Dataset rows
_ _ _ _

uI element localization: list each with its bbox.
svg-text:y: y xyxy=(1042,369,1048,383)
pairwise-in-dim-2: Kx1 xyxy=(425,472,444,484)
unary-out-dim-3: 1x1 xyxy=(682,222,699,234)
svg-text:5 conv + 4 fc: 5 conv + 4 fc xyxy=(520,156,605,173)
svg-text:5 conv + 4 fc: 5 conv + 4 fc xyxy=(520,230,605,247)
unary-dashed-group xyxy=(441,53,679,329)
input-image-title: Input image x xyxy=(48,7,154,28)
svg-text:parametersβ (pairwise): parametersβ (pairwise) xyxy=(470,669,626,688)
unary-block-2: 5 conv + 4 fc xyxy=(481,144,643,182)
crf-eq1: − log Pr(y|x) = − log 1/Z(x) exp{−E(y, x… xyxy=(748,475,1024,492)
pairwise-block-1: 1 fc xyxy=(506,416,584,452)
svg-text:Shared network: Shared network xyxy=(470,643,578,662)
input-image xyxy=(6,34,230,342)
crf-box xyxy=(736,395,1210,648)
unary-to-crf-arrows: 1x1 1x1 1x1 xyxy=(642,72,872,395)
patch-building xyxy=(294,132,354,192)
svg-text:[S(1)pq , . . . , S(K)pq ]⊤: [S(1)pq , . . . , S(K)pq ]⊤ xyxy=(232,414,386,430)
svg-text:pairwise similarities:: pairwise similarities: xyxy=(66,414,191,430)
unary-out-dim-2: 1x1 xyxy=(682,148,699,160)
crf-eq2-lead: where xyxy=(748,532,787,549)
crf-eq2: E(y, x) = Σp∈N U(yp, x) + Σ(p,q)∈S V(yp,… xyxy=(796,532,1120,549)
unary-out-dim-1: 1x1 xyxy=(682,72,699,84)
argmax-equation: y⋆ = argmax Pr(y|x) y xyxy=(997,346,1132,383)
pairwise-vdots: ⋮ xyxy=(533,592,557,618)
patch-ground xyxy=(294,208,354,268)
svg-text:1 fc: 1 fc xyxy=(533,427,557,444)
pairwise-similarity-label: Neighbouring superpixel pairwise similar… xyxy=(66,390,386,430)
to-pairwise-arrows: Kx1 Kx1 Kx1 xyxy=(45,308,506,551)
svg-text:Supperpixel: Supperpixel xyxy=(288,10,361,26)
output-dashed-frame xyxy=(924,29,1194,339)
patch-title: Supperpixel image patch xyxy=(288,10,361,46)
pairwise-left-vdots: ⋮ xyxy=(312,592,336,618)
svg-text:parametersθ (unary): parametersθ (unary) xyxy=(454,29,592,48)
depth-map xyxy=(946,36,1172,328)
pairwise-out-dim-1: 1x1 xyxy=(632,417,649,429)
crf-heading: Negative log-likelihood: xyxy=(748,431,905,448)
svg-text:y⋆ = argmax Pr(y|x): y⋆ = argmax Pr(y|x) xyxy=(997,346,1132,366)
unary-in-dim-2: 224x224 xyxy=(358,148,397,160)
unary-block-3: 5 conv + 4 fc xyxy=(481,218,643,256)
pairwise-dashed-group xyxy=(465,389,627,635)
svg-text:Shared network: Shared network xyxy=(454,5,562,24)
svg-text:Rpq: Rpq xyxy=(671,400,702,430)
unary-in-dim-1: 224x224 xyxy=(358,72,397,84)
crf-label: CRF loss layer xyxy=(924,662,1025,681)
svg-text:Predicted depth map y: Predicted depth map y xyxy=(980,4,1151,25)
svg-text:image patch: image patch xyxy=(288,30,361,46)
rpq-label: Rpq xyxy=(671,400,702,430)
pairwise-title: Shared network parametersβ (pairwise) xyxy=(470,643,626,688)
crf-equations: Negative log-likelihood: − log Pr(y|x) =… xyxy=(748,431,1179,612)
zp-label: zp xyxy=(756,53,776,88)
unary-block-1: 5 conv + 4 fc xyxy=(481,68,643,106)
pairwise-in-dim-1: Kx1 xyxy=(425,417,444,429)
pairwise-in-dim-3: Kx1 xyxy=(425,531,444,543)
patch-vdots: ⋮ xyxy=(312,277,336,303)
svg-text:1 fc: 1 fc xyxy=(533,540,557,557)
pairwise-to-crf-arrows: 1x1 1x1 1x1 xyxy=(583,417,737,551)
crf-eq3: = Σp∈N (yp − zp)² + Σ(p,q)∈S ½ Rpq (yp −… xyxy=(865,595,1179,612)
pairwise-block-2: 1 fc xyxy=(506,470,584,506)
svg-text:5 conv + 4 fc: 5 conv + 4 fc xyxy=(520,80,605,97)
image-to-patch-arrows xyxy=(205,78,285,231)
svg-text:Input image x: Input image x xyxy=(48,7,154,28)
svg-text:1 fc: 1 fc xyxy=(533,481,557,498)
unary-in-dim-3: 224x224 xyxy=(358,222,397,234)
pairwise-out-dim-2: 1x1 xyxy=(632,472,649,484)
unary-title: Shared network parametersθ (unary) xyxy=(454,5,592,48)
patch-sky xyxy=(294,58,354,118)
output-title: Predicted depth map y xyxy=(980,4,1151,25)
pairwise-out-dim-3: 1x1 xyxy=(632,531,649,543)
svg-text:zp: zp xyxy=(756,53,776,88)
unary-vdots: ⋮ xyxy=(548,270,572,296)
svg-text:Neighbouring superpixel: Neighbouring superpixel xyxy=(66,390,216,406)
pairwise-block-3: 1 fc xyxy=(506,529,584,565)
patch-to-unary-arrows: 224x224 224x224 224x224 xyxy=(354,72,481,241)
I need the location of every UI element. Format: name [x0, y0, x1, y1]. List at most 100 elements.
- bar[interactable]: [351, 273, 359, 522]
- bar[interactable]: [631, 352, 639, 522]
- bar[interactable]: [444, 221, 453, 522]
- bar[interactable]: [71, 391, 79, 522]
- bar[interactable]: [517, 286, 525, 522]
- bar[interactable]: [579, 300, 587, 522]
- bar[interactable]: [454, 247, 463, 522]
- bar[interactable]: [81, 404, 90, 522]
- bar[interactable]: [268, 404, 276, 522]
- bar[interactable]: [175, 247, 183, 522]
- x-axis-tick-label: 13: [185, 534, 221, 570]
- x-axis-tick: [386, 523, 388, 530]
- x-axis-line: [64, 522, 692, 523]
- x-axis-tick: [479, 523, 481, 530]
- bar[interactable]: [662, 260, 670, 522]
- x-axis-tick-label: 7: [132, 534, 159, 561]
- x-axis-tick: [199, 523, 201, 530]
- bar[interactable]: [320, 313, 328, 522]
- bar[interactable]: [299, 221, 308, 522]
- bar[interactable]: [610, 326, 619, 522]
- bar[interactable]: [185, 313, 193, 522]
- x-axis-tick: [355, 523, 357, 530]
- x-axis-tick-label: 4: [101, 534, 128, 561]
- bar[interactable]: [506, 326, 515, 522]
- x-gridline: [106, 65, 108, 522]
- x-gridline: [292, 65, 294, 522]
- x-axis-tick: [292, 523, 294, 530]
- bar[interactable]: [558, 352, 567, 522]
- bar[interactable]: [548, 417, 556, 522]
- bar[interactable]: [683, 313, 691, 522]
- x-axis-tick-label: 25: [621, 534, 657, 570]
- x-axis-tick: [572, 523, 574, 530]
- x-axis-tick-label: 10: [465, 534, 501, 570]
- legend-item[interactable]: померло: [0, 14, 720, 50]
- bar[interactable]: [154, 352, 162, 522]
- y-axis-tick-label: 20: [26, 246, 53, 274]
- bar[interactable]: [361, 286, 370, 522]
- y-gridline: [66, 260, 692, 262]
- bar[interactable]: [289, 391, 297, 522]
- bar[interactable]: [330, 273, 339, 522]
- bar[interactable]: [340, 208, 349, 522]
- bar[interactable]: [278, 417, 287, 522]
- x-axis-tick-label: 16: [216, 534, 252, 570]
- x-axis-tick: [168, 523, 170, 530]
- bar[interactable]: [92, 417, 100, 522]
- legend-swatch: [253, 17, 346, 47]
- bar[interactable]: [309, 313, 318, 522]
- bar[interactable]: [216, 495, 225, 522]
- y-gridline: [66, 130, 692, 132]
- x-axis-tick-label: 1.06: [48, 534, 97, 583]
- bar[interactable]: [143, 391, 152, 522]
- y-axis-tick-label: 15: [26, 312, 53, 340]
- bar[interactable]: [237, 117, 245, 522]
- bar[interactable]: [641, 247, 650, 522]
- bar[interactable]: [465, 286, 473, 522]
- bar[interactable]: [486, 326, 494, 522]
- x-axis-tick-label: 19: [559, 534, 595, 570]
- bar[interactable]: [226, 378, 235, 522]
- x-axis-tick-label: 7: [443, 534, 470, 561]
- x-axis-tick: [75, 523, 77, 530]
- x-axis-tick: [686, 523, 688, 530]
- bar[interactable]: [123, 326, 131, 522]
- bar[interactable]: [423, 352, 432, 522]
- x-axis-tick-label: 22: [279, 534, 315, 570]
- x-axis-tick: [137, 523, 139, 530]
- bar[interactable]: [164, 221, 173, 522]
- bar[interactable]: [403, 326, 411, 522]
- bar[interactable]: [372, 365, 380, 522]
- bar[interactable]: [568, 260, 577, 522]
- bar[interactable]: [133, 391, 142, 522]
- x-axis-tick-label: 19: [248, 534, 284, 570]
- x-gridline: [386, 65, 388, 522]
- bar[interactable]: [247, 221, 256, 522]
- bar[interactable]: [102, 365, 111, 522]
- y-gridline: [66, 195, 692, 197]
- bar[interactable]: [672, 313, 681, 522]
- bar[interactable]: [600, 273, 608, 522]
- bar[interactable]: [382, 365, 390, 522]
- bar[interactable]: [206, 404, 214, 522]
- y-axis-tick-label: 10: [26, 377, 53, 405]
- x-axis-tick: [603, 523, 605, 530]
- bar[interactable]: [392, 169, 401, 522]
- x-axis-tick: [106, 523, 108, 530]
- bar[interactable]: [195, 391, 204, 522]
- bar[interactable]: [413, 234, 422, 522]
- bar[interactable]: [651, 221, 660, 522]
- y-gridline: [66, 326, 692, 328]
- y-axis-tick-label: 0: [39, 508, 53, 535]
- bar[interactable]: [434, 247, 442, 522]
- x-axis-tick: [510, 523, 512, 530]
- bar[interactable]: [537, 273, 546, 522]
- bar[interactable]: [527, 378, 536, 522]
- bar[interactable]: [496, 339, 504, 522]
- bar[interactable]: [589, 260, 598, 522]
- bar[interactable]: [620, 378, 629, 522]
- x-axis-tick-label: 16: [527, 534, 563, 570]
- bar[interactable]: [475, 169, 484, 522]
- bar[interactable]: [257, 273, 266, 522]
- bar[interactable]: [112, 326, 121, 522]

_ _ _ _

To do
Rewrite the entries as a JSON list of strings with one string per line and no blank lines, starting at the first line of the entries and ending with the line that contains "unary-block-2: 5 conv".

Result of the task
[
  "uI element localization: list each with its bbox.",
  "svg-text:y: y xyxy=(1042,369,1048,383)",
  "pairwise-in-dim-2: Kx1 xyxy=(425,472,444,484)",
  "unary-out-dim-3: 1x1 xyxy=(682,222,699,234)",
  "svg-text:5 conv + 4 fc: 5 conv + 4 fc xyxy=(520,156,605,173)",
  "svg-text:5 conv + 4 fc: 5 conv + 4 fc xyxy=(520,230,605,247)",
  "unary-dashed-group xyxy=(441,53,679,329)",
  "input-image-title: Input image x xyxy=(48,7,154,28)",
  "svg-text:parametersβ (pairwise): parametersβ (pairwise) xyxy=(470,669,626,688)",
  "unary-block-2: 5 conv + 4 fc xyxy=(481,144,643,182)"
]